* **EXERCISE OBJECTIVE**: Gather up the lines that contain "making".

[Records from a dataset]
(begin)

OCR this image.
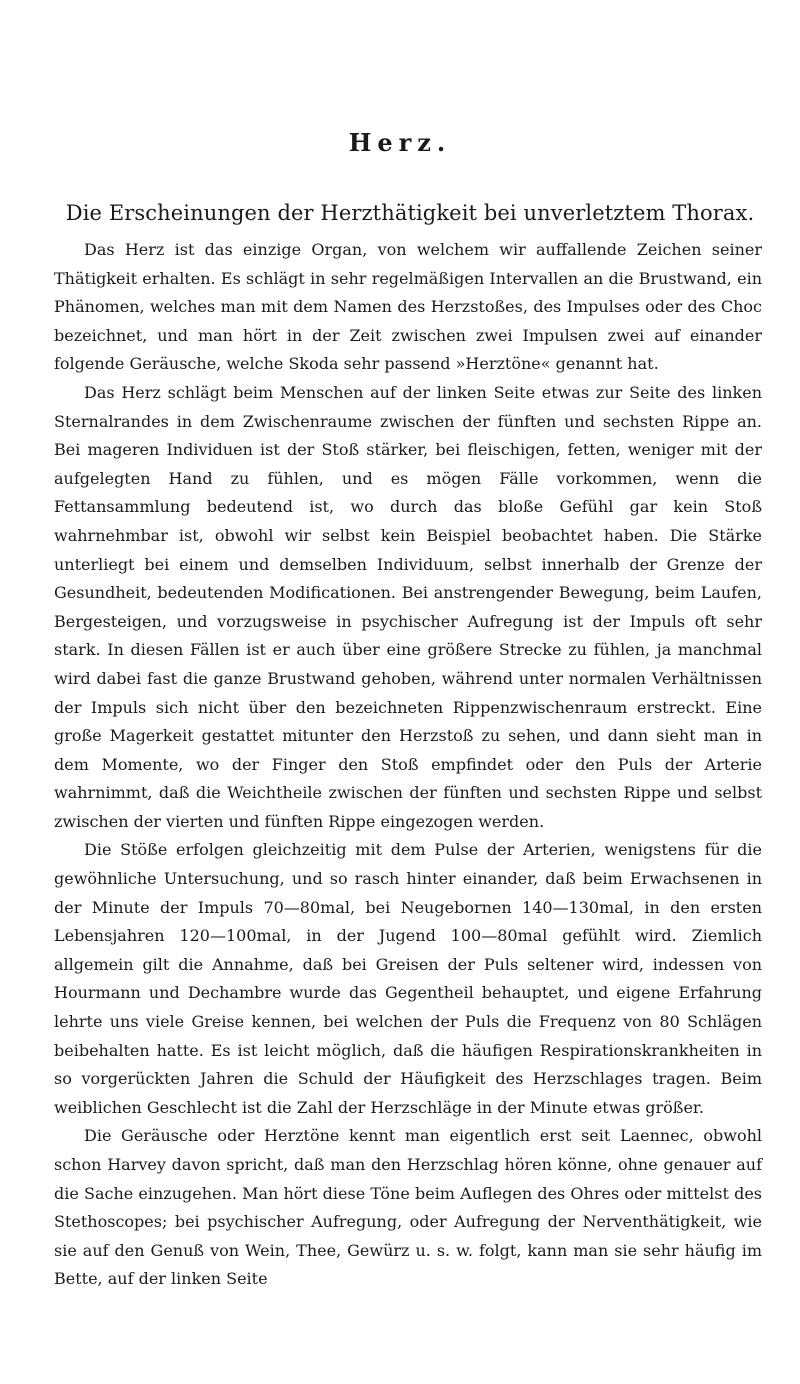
Herz.
Die Erscheinungen der Herzthätigkeit bei unverletztem Thorax.

Das Herz ist das einzige Organ, von welchem wir auffallende Zeichen seiner Thätigkeit erhalten. Es schlägt in sehr regelmäßigen Intervallen an die Brustwand, ein Phänomen, welches man mit dem Namen des Herzstoßes, des Impulses oder des Choc bezeichnet, und man hört in der Zeit zwischen zwei Impulsen zwei auf einander folgende Geräusche, welche Skoda sehr passend »Herztöne« genannt hat.

Das Herz schlägt beim Menschen auf der linken Seite etwas zur Seite des linken Sternalrandes in dem Zwischenraume zwischen der fünften und sechsten Rippe an. Bei mageren Individuen ist der Stoß stärker, bei fleischigen, fetten, weniger mit der aufgelegten Hand zu fühlen, und es mögen Fälle vorkommen, wenn die Fettansammlung bedeutend ist, wo durch das bloße Gefühl gar kein Stoß wahrnehmbar ist, obwohl wir selbst kein Beispiel beobachtet haben. Die Stärke unterliegt bei einem und demselben Individuum, selbst innerhalb der Grenze der Gesundheit, bedeutenden Modificationen. Bei anstrengender Bewegung, beim Laufen, Bergesteigen, und vorzugsweise in psychischer Aufregung ist der Impuls oft sehr stark. In diesen Fällen ist er auch über eine größere Strecke zu fühlen, ja manchmal wird dabei fast die ganze Brustwand gehoben, während unter normalen Verhältnissen der Impuls sich nicht über den bezeichneten Rippenzwischenraum erstreckt. Eine große Magerkeit gestattet mitunter den Herzstoß zu sehen, und dann sieht man in dem Momente, wo der Finger den Stoß empfindet oder den Puls der Arterie wahrnimmt, daß die Weichtheile zwischen der fünften und sechsten Rippe und selbst zwischen der vierten und fünften Rippe eingezogen werden.

Die Stöße erfolgen gleichzeitig mit dem Pulse der Arterien, wenigstens für die gewöhnliche Untersuchung, und so rasch hinter einander, daß beim Erwachsenen in der Minute der Impuls 70—80mal, bei Neugebornen 140—130mal, in den ersten Lebensjahren 120—100mal, in der Jugend 100—80mal gefühlt wird. Ziemlich allgemein gilt die Annahme, daß bei Greisen der Puls seltener wird, indessen von Hourmann und Dechambre wurde das Gegentheil behauptet, und eigene Erfahrung lehrte uns viele Greise kennen, bei welchen der Puls die Frequenz von 80 Schlägen beibehalten hatte. Es ist leicht möglich, daß die häufigen Respirationskrankheiten in so vorgerückten Jahren die Schuld der Häufigkeit des Herzschlages tragen. Beim weiblichen Geschlecht ist die Zahl der Herzschläge in der Minute etwas größer.

Die Geräusche oder Herztöne kennt man eigentlich erst seit Laennec, obwohl schon Harvey davon spricht, daß man den Herzschlag hören könne, ohne genauer auf die Sache einzugehen. Man hört diese Töne beim Auflegen des Ohres oder mittelst des Stethoscopes; bei psychischer Aufregung, oder Aufregung der Nerventhätigkeit, wie sie auf den Genuß von Wein, Thee, Gewürz u. s. w. folgt, kann man sie sehr häufig im Bette, auf der linken Seite
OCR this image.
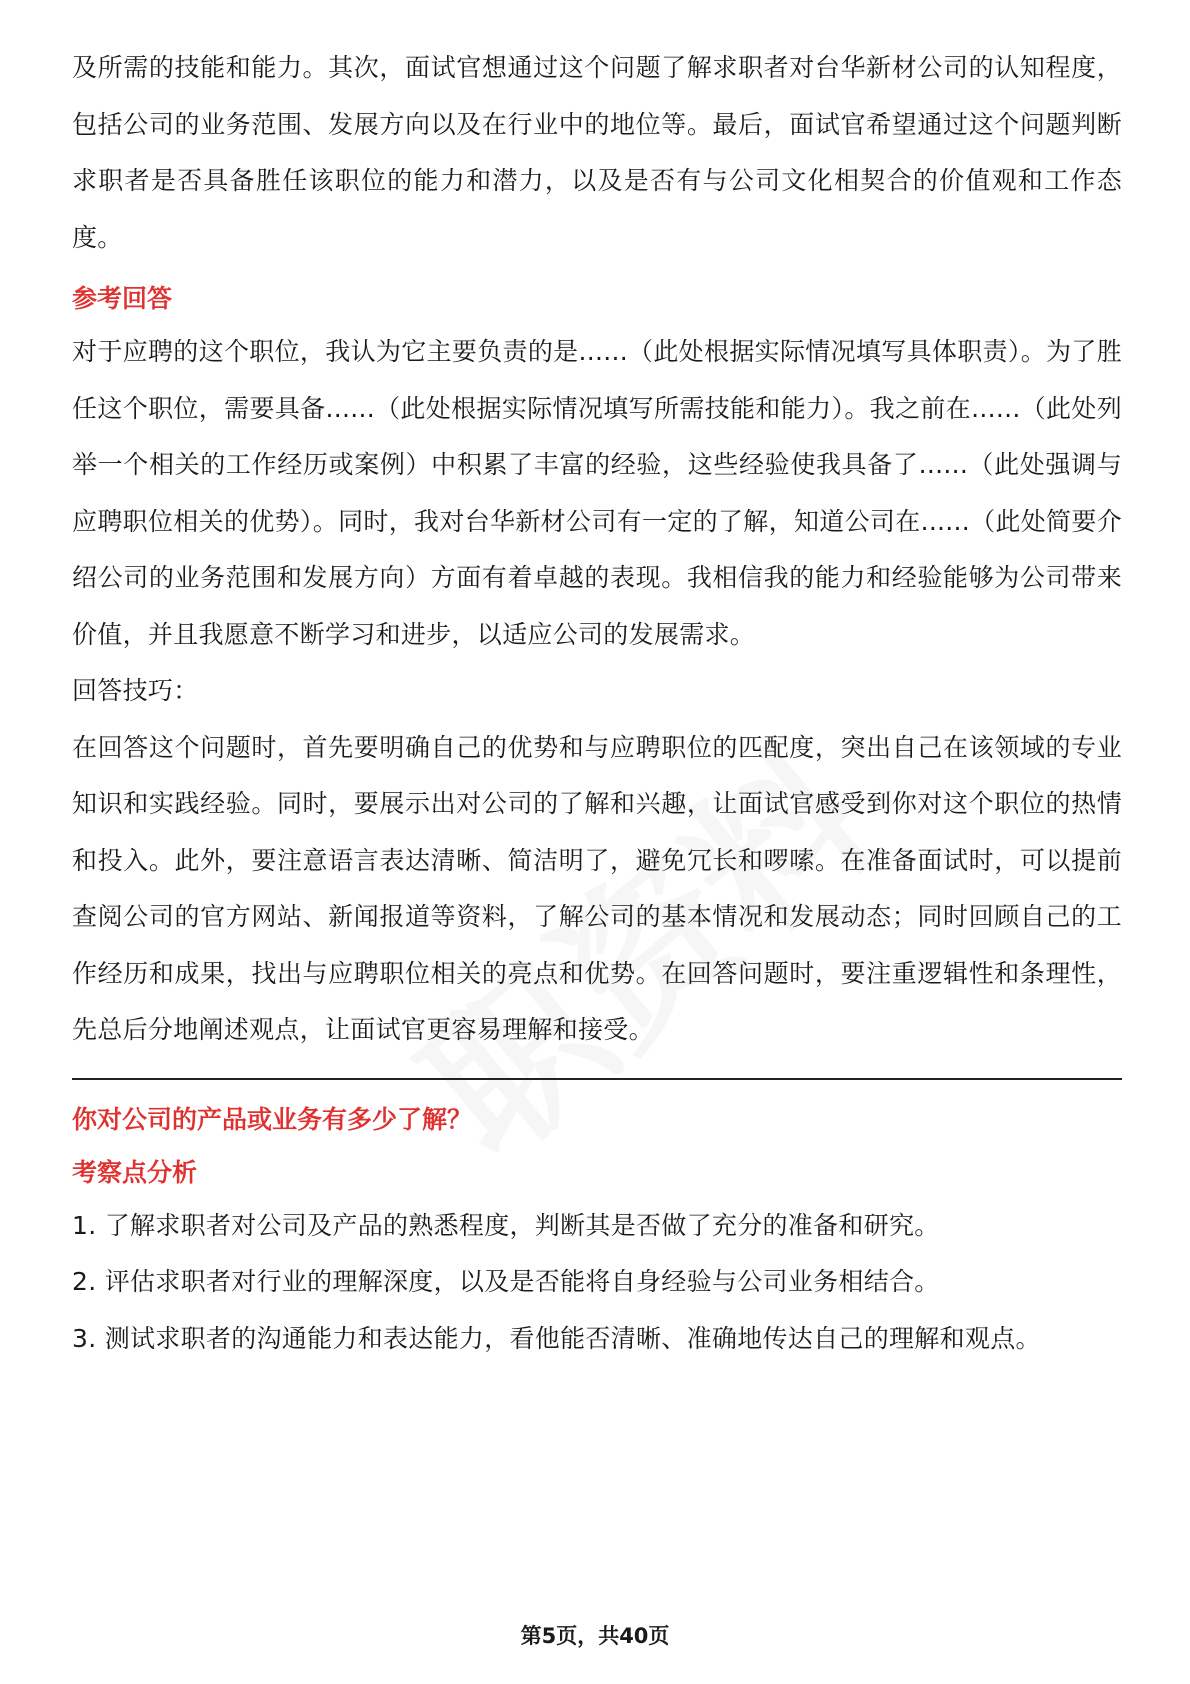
及所需的技能和能力。其次，面试官想通过这个问题了解求职者对台华新材公司的认知程度，包括公司的业务范围、发展方向以及在行业中的地位等。最后，面试官希望通过这个问题判断求职者是否具备胜任该职位的能力和潜力，以及是否有与公司文化相契合的价值观和工作态度。

参考回答

对于应聘的这个职位，我认为它主要负责的是......（此处根据实际情况填写具体职责）。为了胜任这个职位，需要具备......（此处根据实际情况填写所需技能和能力）。我之前在......（此处列举一个相关的工作经历或案例）中积累了丰富的经验，这些经验使我具备了......（此处强调与应聘职位相关的优势）。同时，我对台华新材公司有一定的了解，知道公司在......（此处简要介绍公司的业务范围和发展方向）方面有着卓越的表现。我相信我的能力和经验能够为公司带来价值，并且我愿意不断学习和进步，以适应公司的发展需求。

回答技巧：

在回答这个问题时，首先要明确自己的优势和与应聘职位的匹配度，突出自己在该领域的专业知识和实践经验。同时，要展示出对公司的了解和兴趣，让面试官感受到你对这个职位的热情和投入。此外，要注意语言表达清晰、简洁明了，避免冗长和啰嗦。在准备面试时，可以提前查阅公司的官方网站、新闻报道等资料，了解公司的基本情况和发展动态；同时回顾自己的工作经历和成果，找出与应聘职位相关的亮点和优势。在回答问题时，要注重逻辑性和条理性，先总后分地阐述观点，让面试官更容易理解和接受。

你对公司的产品或业务有多少了解？
考察点分析

1. 了解求职者对公司及产品的熟悉程度，判断其是否做了充分的准备和研究。

2. 评估求职者对行业的理解深度，以及是否能将自身经验与公司业务相结合。

3. 测试求职者的沟通能力和表达能力，看他能否清晰、准确地传达自己的理解和观点。

第5页，共40页
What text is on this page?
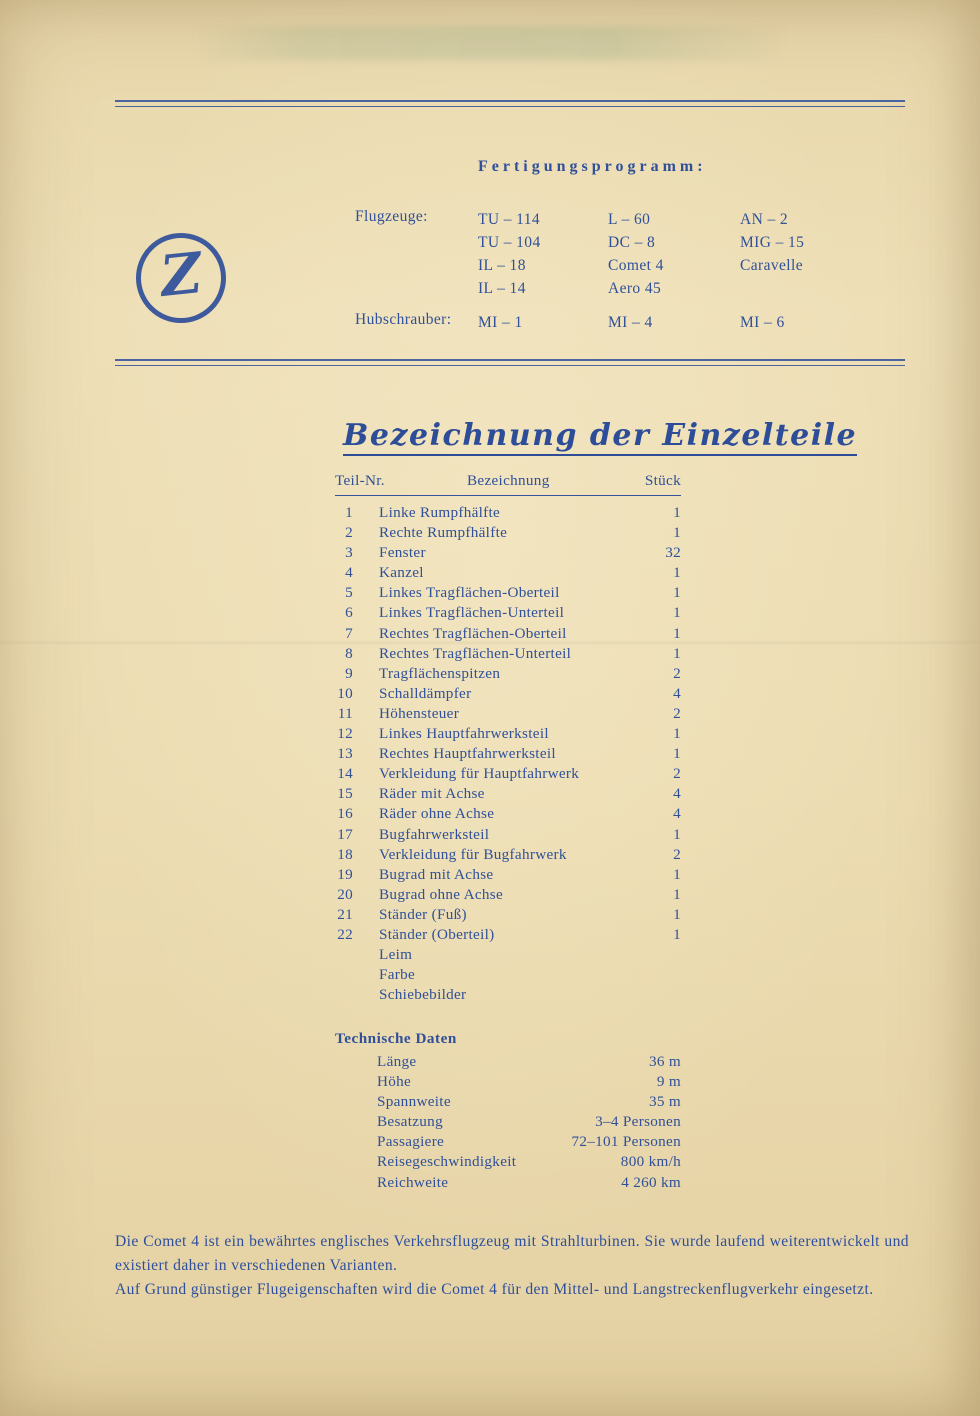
Fertigungsprogramm:
Z
Flugzeuge:	TU – 114	L – 60	AN – 2
TU – 104	DC – 8	MIG – 15
IL – 18	Comet 4	Caravelle
IL – 14	Aero 45
Hubschrauber: MI – 1	MI – 4	MI – 6
Bezeichnung der Einzelteile
Teil-Nr.	Bezeichnung	Stück
1 Linke Rumpfhälfte	1
2 Rechte Rumpfhälfte	1
3 Fenster	32
4 Kanzel	1
5 Linkes Tragflächen-Oberteil	1
6 Linkes Tragflächen-Unterteil	1
7 Rechtes Tragflächen-Oberteil	1
8 Rechtes Tragflächen-Unterteil	1
9 Tragflächenspitzen	2
10 Schalldämpfer	4
11 Höhensteuer	2
12 Linkes Hauptfahrwerksteil	1
13 Rechtes Hauptfahrwerksteil	1
14 Verkleidung für Hauptfahrwerk	2
15 Räder mit Achse	4
16 Räder ohne Achse	4
17 Bugfahrwerksteil	1
18 Verkleidung für Bugfahrwerk	2
19 Bugrad mit Achse	1
20 Bugrad ohne Achse	1
21 Ständer (Fuß)	1
22 Ständer (Oberteil)	1
Leim
Farbe
Schiebebilder
Technische Daten
Länge	36 m
Höhe	9 m
Spannweite	35 m
Besatzung	3–4 Personen
Passagiere	72–101 Personen
Reisegeschwindigkeit	800 km/h
Reichweite	4 260 km

Die Comet 4 ist ein bewährtes englisches Verkehrsflugzeug mit Strahlturbinen. Sie wurde laufend weiterentwickelt und existiert daher in verschiedenen Varianten.

Auf Grund günstiger Flugeigenschaften wird die Comet 4 für den Mittel- und Langstreckenflugverkehr eingesetzt.
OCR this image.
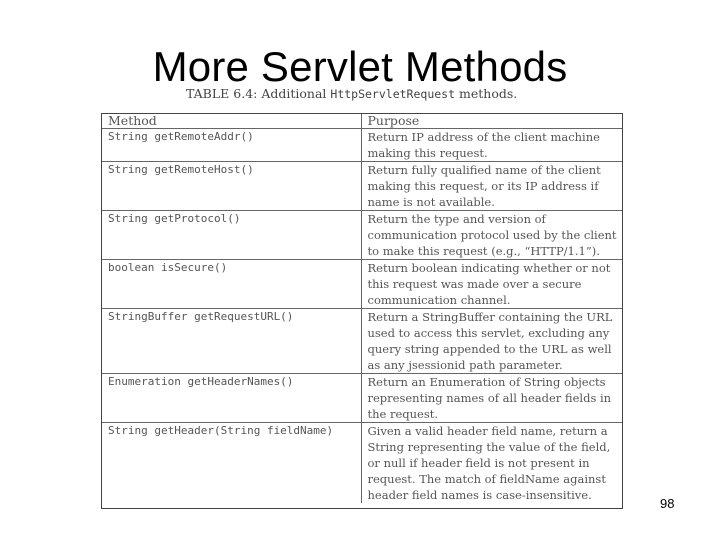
More Servlet Methods
TABLE 6.4: Additional HttpServletRequest methods.
Method	Purpose
String getRemoteAddr()	Return IP address of the client machine making this request.
String getRemoteHost()	Return fully qualified name of the client making this request, or its IP address if name is not available.
String getProtocol()	Return the type and version of communication protocol used by the client to make this request (e.g., “HTTP/1.1”).
boolean isSecure()	Return boolean indicating whether or not this request was made over a secure communication channel.
StringBuffer getRequestURL()	Return a StringBuffer containing the URL used to access this servlet, excluding any query string appended to the URL as well as any jsessionid path parameter.
Enumeration getHeaderNames()	Return an Enumeration of String objects representing names of all header fields in the request.
String getHeader(String fieldName)	Given a valid header field name, return a String representing the value of the field, or null if header field is not present in request. The match of fieldName against header field names is case-insensitive.
98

(end)

* **SOLUTION TO THIS EXERCISE**:
String getRemoteAddr()	Return IP address of the client machine making this request.
String getRemoteHost()	Return fully qualified name of the client making this request, or its IP address if name is not available.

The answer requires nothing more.